Output all of the material once more, so that every line matches the original exactly.

====== EXTRACTED INFORMATION ======

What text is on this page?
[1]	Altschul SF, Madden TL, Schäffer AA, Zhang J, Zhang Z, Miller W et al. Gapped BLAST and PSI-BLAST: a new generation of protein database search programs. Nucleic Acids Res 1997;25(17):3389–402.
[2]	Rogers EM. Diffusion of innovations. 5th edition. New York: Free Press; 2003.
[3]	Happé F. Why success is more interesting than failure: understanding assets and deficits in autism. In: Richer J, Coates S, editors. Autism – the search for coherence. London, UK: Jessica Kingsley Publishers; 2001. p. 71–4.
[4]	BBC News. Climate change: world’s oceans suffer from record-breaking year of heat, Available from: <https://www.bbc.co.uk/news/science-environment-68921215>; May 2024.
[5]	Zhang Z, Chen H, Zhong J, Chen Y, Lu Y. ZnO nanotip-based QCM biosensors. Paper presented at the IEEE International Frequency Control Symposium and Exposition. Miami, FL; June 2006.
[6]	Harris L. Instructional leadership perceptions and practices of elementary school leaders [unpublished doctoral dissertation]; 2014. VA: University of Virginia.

======

# WRITTEN SOLUTION
What text is on this page?
[1]	Altschul SF, Madden TL, Schäffer AA, Zhang J, Zhang Z, Miller W et al. Gapped BLAST and PSI-BLAST: a new generation of protein database search programs. Nucleic Acids Res 1997;25(17):3389–402.
[2]	Rogers EM. Diffusion of innovations. 5th edition. New York: Free Press; 2003.
[3]	Happé F. Why success is more interesting than failure: understanding assets and deficits in autism. In: Richer J, Coates S, editors. Autism – the search for coherence. London, UK: Jessica Kingsley Publishers; 2001. p. 71–4.
[4]	BBC News. Climate change: world’s oceans suffer from record-breaking year of heat, Available from: <https://www.bbc.co.uk/news/science-environment-68921215>; May 2024.
[5]	Zhang Z, Chen H, Zhong J, Chen Y, Lu Y. ZnO nanotip-based QCM biosensors. Paper presented at the IEEE International Frequency Control Symposium and Exposition. Miami, FL; June 2006.
[6]	Harris L. Instructional leadership perceptions and practices of elementary school leaders [unpublished doctoral dissertation]; 2014. VA: University of Virginia.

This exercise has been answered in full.